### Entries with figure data
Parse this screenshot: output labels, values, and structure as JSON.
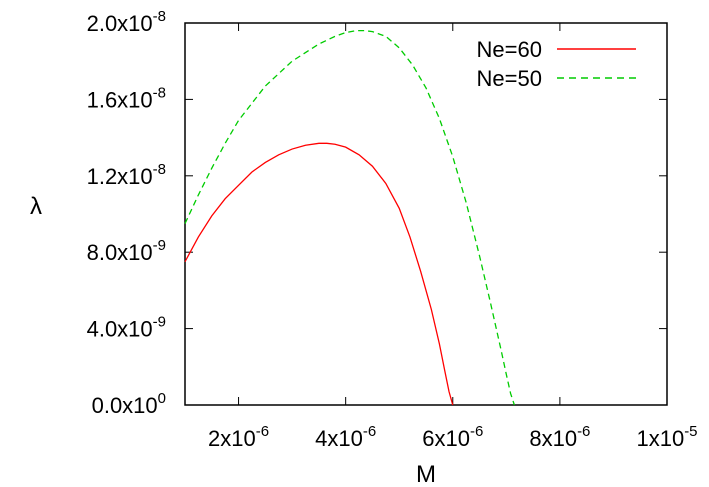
{
  "chart_data": {
    "type": "line",
    "xlabel": "M",
    "ylabel": "λ",
    "xlim": [
      1e-06,
      1e-05
    ],
    "ylim": [
      0,
      2e-08
    ],
    "x_ticks": [
      {
        "mant": "2x10",
        "exp": "-6",
        "value": 2e-06
      },
      {
        "mant": "4x10",
        "exp": "-6",
        "value": 4e-06
      },
      {
        "mant": "6x10",
        "exp": "-6",
        "value": 6e-06
      },
      {
        "mant": "8x10",
        "exp": "-6",
        "value": 8e-06
      },
      {
        "mant": "1x10",
        "exp": "-5",
        "value": 1e-05
      }
    ],
    "y_ticks": [
      {
        "mant": "0.0x10",
        "exp": "0",
        "value": 0
      },
      {
        "mant": "4.0x10",
        "exp": "-9",
        "value": 4e-09
      },
      {
        "mant": "8.0x10",
        "exp": "-9",
        "value": 8e-09
      },
      {
        "mant": "1.2x10",
        "exp": "-8",
        "value": 1.2e-08
      },
      {
        "mant": "1.6x10",
        "exp": "-8",
        "value": 1.6e-08
      },
      {
        "mant": "2.0x10",
        "exp": "-8",
        "value": 2e-08
      }
    ],
    "grid": false,
    "legend_position": "top-right",
    "series": [
      {
        "name": "Ne=60",
        "color": "#ff0000",
        "dash": "solid",
        "x": [
          1e-06,
          1.25e-06,
          1.5e-06,
          1.75e-06,
          2e-06,
          2.25e-06,
          2.5e-06,
          2.75e-06,
          3e-06,
          3.25e-06,
          3.5e-06,
          3.65e-06,
          3.8e-06,
          4e-06,
          4.25e-06,
          4.5e-06,
          4.75e-06,
          5e-06,
          5.2e-06,
          5.4e-06,
          5.6e-06,
          5.75e-06,
          5.85e-06,
          5.93e-06,
          5.98e-06,
          6e-06
        ],
        "y": [
          7.5e-09,
          8.8e-09,
          9.9e-09,
          1.08e-08,
          1.15e-08,
          1.22e-08,
          1.27e-08,
          1.31e-08,
          1.34e-08,
          1.36e-08,
          1.37e-08,
          1.37e-08,
          1.365e-08,
          1.35e-08,
          1.31e-08,
          1.25e-08,
          1.16e-08,
          1.03e-08,
          8.8e-09,
          7e-09,
          5e-09,
          3.2e-09,
          1.8e-09,
          7e-10,
          2e-10,
          0.0
        ]
      },
      {
        "name": "Ne=50",
        "color": "#00cc00",
        "dash": "dashed",
        "x": [
          1e-06,
          1.25e-06,
          1.5e-06,
          1.75e-06,
          2e-06,
          2.5e-06,
          3e-06,
          3.5e-06,
          3.8e-06,
          4e-06,
          4.2e-06,
          4.35e-06,
          4.5e-06,
          4.75e-06,
          5e-06,
          5.25e-06,
          5.5e-06,
          5.75e-06,
          6e-06,
          6.25e-06,
          6.5e-06,
          6.7e-06,
          6.9e-06,
          7e-06,
          7.08e-06,
          7.15e-06
        ],
        "y": [
          9.5e-09,
          1.1e-08,
          1.24e-08,
          1.37e-08,
          1.49e-08,
          1.67e-08,
          1.8e-08,
          1.89e-08,
          1.93e-08,
          1.95e-08,
          1.96e-08,
          1.96e-08,
          1.955e-08,
          1.93e-08,
          1.87e-08,
          1.78e-08,
          1.66e-08,
          1.5e-08,
          1.3e-08,
          1.06e-08,
          7.8e-09,
          5.4e-09,
          2.9e-09,
          1.6e-09,
          6e-10,
          0.0
        ]
      }
    ]
  }
}
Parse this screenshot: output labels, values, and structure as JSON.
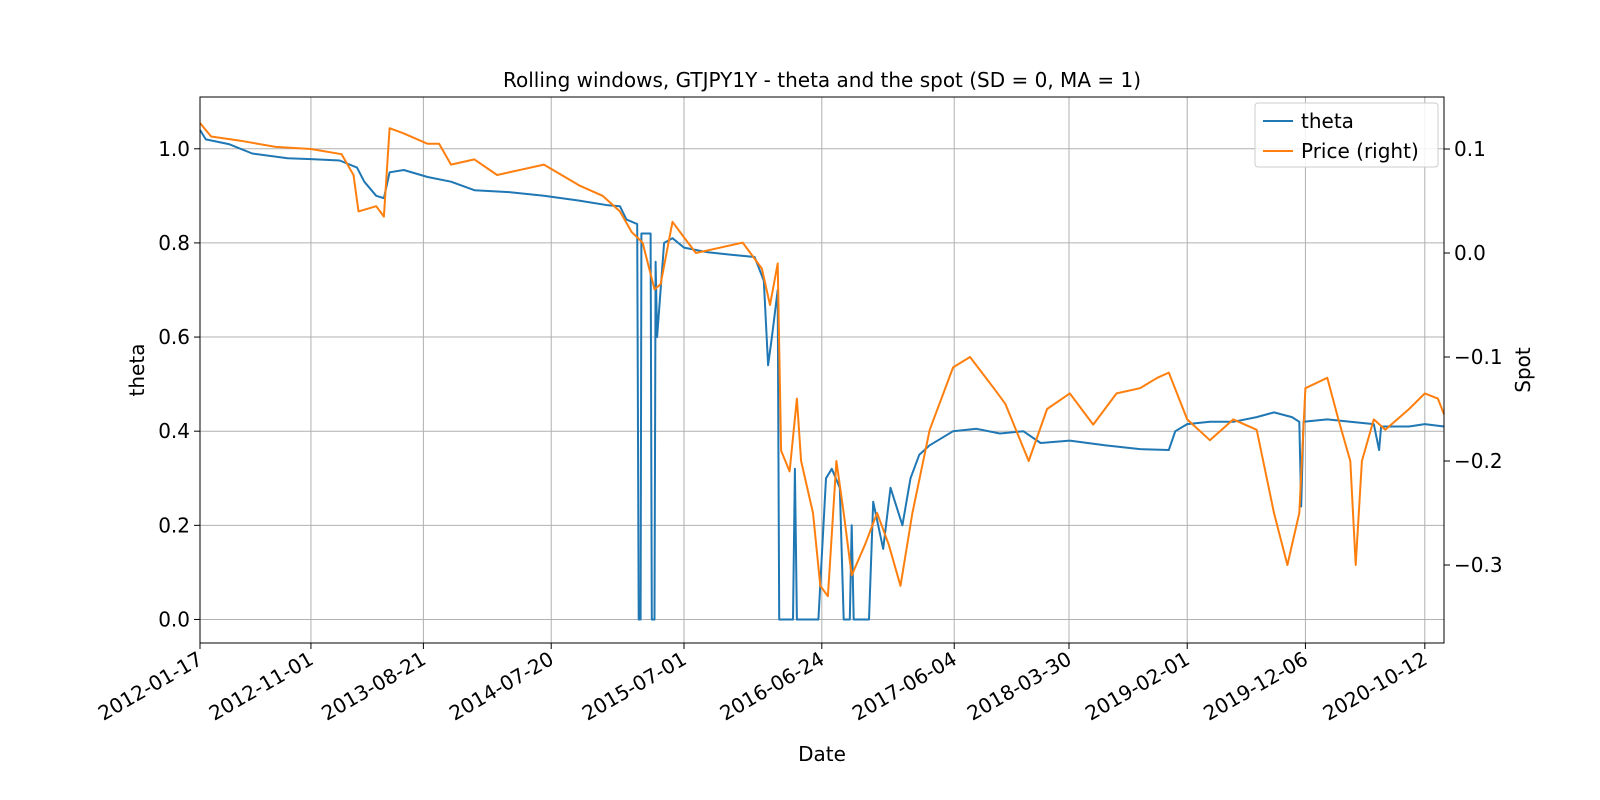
{
  "chart_data": {
    "type": "line",
    "title": "Rolling windows, GTJPY1Y - theta and the spot (SD = 0, MA = 1)",
    "xlabel": "Date",
    "ylabel": "theta",
    "ylabel_right": "Spot",
    "x_tick_labels": [
      "2012-01-17",
      "2012-11-01",
      "2013-08-21",
      "2014-07-20",
      "2015-07-01",
      "2016-06-24",
      "2017-06-04",
      "2018-03-30",
      "2019-02-01",
      "2019-12-06",
      "2020-10-12"
    ],
    "x_range": [
      "2012-01-17",
      "2020-12-01"
    ],
    "ylim": [
      -0.05,
      1.11
    ],
    "ylim_right": [
      -0.375,
      0.15
    ],
    "y_ticks": [
      0.0,
      0.2,
      0.4,
      0.6,
      0.8,
      1.0
    ],
    "y_right_ticks": [
      -0.3,
      -0.2,
      -0.1,
      0.0,
      0.1
    ],
    "grid": true,
    "legend_position": "top-right",
    "colors": {
      "theta": "#1f77b4",
      "price": "#ff7f0e"
    },
    "series": [
      {
        "name": "theta",
        "axis": "left",
        "points": [
          [
            "2012-01-17",
            1.04
          ],
          [
            "2012-02-01",
            1.02
          ],
          [
            "2012-04-01",
            1.01
          ],
          [
            "2012-06-01",
            0.99
          ],
          [
            "2012-09-01",
            0.98
          ],
          [
            "2012-11-01",
            0.978
          ],
          [
            "2013-01-15",
            0.975
          ],
          [
            "2013-03-01",
            0.96
          ],
          [
            "2013-03-20",
            0.93
          ],
          [
            "2013-04-20",
            0.9
          ],
          [
            "2013-05-10",
            0.895
          ],
          [
            "2013-05-25",
            0.95
          ],
          [
            "2013-07-01",
            0.955
          ],
          [
            "2013-09-01",
            0.94
          ],
          [
            "2013-11-01",
            0.93
          ],
          [
            "2014-01-01",
            0.912
          ],
          [
            "2014-04-01",
            0.908
          ],
          [
            "2014-07-01",
            0.9
          ],
          [
            "2014-10-01",
            0.89
          ],
          [
            "2014-12-15",
            0.88
          ],
          [
            "2015-01-15",
            0.878
          ],
          [
            "2015-02-01",
            0.85
          ],
          [
            "2015-03-01",
            0.84
          ],
          [
            "2015-03-05",
            0.0
          ],
          [
            "2015-03-10",
            0.0
          ],
          [
            "2015-03-12",
            0.82
          ],
          [
            "2015-04-05",
            0.82
          ],
          [
            "2015-04-08",
            0.0
          ],
          [
            "2015-04-15",
            0.0
          ],
          [
            "2015-04-18",
            0.76
          ],
          [
            "2015-04-22",
            0.6
          ],
          [
            "2015-05-01",
            0.7
          ],
          [
            "2015-05-10",
            0.8
          ],
          [
            "2015-06-01",
            0.81
          ],
          [
            "2015-07-01",
            0.79
          ],
          [
            "2015-09-01",
            0.78
          ],
          [
            "2015-11-01",
            0.775
          ],
          [
            "2016-01-01",
            0.77
          ],
          [
            "2016-01-25",
            0.72
          ],
          [
            "2016-02-05",
            0.54
          ],
          [
            "2016-02-15",
            0.6
          ],
          [
            "2016-03-01",
            0.7
          ],
          [
            "2016-03-05",
            0.0
          ],
          [
            "2016-04-10",
            0.0
          ],
          [
            "2016-04-15",
            0.32
          ],
          [
            "2016-04-20",
            0.0
          ],
          [
            "2016-06-15",
            0.0
          ],
          [
            "2016-07-05",
            0.3
          ],
          [
            "2016-07-20",
            0.32
          ],
          [
            "2016-08-10",
            0.28
          ],
          [
            "2016-08-20",
            0.0
          ],
          [
            "2016-09-05",
            0.0
          ],
          [
            "2016-09-10",
            0.2
          ],
          [
            "2016-09-15",
            0.0
          ],
          [
            "2016-10-25",
            0.0
          ],
          [
            "2016-11-05",
            0.25
          ],
          [
            "2016-12-01",
            0.15
          ],
          [
            "2016-12-20",
            0.28
          ],
          [
            "2017-01-20",
            0.2
          ],
          [
            "2017-02-10",
            0.3
          ],
          [
            "2017-03-05",
            0.35
          ],
          [
            "2017-04-01",
            0.37
          ],
          [
            "2017-06-01",
            0.4
          ],
          [
            "2017-08-01",
            0.405
          ],
          [
            "2017-10-01",
            0.395
          ],
          [
            "2017-12-01",
            0.4
          ],
          [
            "2018-01-15",
            0.375
          ],
          [
            "2018-04-01",
            0.38
          ],
          [
            "2018-07-01",
            0.37
          ],
          [
            "2018-10-01",
            0.362
          ],
          [
            "2018-12-15",
            0.36
          ],
          [
            "2019-01-01",
            0.4
          ],
          [
            "2019-02-01",
            0.415
          ],
          [
            "2019-04-01",
            0.42
          ],
          [
            "2019-06-01",
            0.42
          ],
          [
            "2019-08-01",
            0.43
          ],
          [
            "2019-09-15",
            0.44
          ],
          [
            "2019-11-01",
            0.43
          ],
          [
            "2019-11-20",
            0.42
          ],
          [
            "2019-11-25",
            0.24
          ],
          [
            "2019-12-01",
            0.42
          ],
          [
            "2020-02-01",
            0.425
          ],
          [
            "2020-04-01",
            0.42
          ],
          [
            "2020-06-01",
            0.415
          ],
          [
            "2020-06-15",
            0.36
          ],
          [
            "2020-06-20",
            0.41
          ],
          [
            "2020-09-01",
            0.41
          ],
          [
            "2020-10-12",
            0.415
          ],
          [
            "2020-12-01",
            0.41
          ]
        ]
      },
      {
        "name": "Price (right)",
        "axis": "right",
        "points": [
          [
            "2012-01-17",
            0.125
          ],
          [
            "2012-02-15",
            0.112
          ],
          [
            "2012-05-01",
            0.108
          ],
          [
            "2012-08-01",
            0.102
          ],
          [
            "2012-11-01",
            0.1
          ],
          [
            "2013-01-20",
            0.095
          ],
          [
            "2013-02-20",
            0.075
          ],
          [
            "2013-03-05",
            0.04
          ],
          [
            "2013-04-20",
            0.045
          ],
          [
            "2013-05-10",
            0.035
          ],
          [
            "2013-05-25",
            0.12
          ],
          [
            "2013-07-01",
            0.115
          ],
          [
            "2013-09-01",
            0.105
          ],
          [
            "2013-10-01",
            0.105
          ],
          [
            "2013-11-01",
            0.085
          ],
          [
            "2014-01-01",
            0.09
          ],
          [
            "2014-03-01",
            0.075
          ],
          [
            "2014-05-01",
            0.08
          ],
          [
            "2014-07-01",
            0.085
          ],
          [
            "2014-10-01",
            0.065
          ],
          [
            "2014-12-01",
            0.055
          ],
          [
            "2015-01-15",
            0.04
          ],
          [
            "2015-02-15",
            0.02
          ],
          [
            "2015-03-15",
            0.01
          ],
          [
            "2015-04-15",
            -0.035
          ],
          [
            "2015-05-01",
            -0.03
          ],
          [
            "2015-06-01",
            0.03
          ],
          [
            "2015-07-01",
            0.015
          ],
          [
            "2015-08-01",
            0.0
          ],
          [
            "2015-10-01",
            0.005
          ],
          [
            "2015-12-01",
            0.01
          ],
          [
            "2016-01-20",
            -0.015
          ],
          [
            "2016-02-10",
            -0.05
          ],
          [
            "2016-03-01",
            -0.01
          ],
          [
            "2016-03-10",
            -0.19
          ],
          [
            "2016-04-01",
            -0.21
          ],
          [
            "2016-04-20",
            -0.14
          ],
          [
            "2016-05-01",
            -0.2
          ],
          [
            "2016-06-01",
            -0.25
          ],
          [
            "2016-06-20",
            -0.32
          ],
          [
            "2016-07-10",
            -0.33
          ],
          [
            "2016-08-01",
            -0.2
          ],
          [
            "2016-08-20",
            -0.25
          ],
          [
            "2016-09-10",
            -0.31
          ],
          [
            "2016-10-15",
            -0.28
          ],
          [
            "2016-11-15",
            -0.25
          ],
          [
            "2016-12-15",
            -0.28
          ],
          [
            "2017-01-15",
            -0.32
          ],
          [
            "2017-02-15",
            -0.25
          ],
          [
            "2017-04-01",
            -0.17
          ],
          [
            "2017-06-01",
            -0.11
          ],
          [
            "2017-07-15",
            -0.1
          ],
          [
            "2017-09-15",
            -0.13
          ],
          [
            "2017-10-15",
            -0.145
          ],
          [
            "2017-12-15",
            -0.2
          ],
          [
            "2018-02-01",
            -0.15
          ],
          [
            "2018-04-01",
            -0.135
          ],
          [
            "2018-06-01",
            -0.165
          ],
          [
            "2018-08-01",
            -0.135
          ],
          [
            "2018-10-01",
            -0.13
          ],
          [
            "2018-11-15",
            -0.12
          ],
          [
            "2018-12-15",
            -0.115
          ],
          [
            "2019-02-01",
            -0.16
          ],
          [
            "2019-04-01",
            -0.18
          ],
          [
            "2019-06-01",
            -0.16
          ],
          [
            "2019-08-01",
            -0.17
          ],
          [
            "2019-09-15",
            -0.25
          ],
          [
            "2019-10-20",
            -0.3
          ],
          [
            "2019-11-20",
            -0.25
          ],
          [
            "2019-12-06",
            -0.13
          ],
          [
            "2020-02-01",
            -0.12
          ],
          [
            "2020-03-01",
            -0.16
          ],
          [
            "2020-04-01",
            -0.2
          ],
          [
            "2020-04-15",
            -0.3
          ],
          [
            "2020-05-01",
            -0.2
          ],
          [
            "2020-06-01",
            -0.16
          ],
          [
            "2020-07-01",
            -0.17
          ],
          [
            "2020-09-01",
            -0.15
          ],
          [
            "2020-10-12",
            -0.135
          ],
          [
            "2020-11-15",
            -0.14
          ],
          [
            "2020-12-01",
            -0.155
          ]
        ]
      }
    ]
  }
}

### Directions
Collect the lines of the data that carry the word "mant".

### Task response
        "mant": "2x10",
        "mant": "4x10",
        "mant": "6x10",
        "mant": "8x10",
        "mant": "1x10",
        "mant": "0.0x10",
        "mant": "4.0x10",
        "mant": "8.0x10",
        "mant": "1.2x10",
        "mant": "1.6x10",
        "mant": "2.0x10",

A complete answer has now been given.